_TO DO_.
Pull out every line below that holds the word "Agustín".

_RECORDS SHOWN_.
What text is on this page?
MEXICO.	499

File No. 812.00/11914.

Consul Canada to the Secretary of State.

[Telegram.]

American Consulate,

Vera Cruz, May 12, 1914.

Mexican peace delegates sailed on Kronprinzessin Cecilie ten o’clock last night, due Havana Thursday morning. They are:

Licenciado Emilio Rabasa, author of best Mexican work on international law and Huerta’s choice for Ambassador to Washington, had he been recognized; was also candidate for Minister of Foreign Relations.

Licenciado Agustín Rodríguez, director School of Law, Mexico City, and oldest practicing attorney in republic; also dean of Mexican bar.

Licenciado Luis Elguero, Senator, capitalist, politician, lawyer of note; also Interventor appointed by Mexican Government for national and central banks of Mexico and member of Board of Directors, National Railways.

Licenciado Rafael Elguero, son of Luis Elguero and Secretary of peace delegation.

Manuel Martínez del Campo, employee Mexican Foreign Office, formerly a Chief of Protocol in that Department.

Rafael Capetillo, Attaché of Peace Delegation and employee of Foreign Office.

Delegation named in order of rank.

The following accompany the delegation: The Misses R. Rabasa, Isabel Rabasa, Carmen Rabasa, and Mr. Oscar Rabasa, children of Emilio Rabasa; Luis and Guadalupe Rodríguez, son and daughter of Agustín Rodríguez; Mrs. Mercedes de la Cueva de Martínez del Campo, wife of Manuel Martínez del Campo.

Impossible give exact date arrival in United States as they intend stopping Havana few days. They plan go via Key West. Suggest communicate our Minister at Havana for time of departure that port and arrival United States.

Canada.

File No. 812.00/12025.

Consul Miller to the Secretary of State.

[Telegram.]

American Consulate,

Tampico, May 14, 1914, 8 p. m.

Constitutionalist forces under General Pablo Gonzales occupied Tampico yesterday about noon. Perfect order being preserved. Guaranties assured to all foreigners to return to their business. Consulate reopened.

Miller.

_SOLUTION TO THIS TASK_.
Licenciado Agustín Rodríguez, director School of Law, Mexico City, and oldest practicing attorney in republic; also dean of Mexican bar.
The following accompany the delegation: The Misses R. Rabasa, Isabel Rabasa, Carmen Rabasa, and Mr. Oscar Rabasa, children of Emilio Rabasa; Luis and Guadalupe Rodríguez, son and daughter of Agustín Rodríguez; Mrs. Mercedes de la Cueva de Martínez del Campo, wife of Manuel Martínez del Campo.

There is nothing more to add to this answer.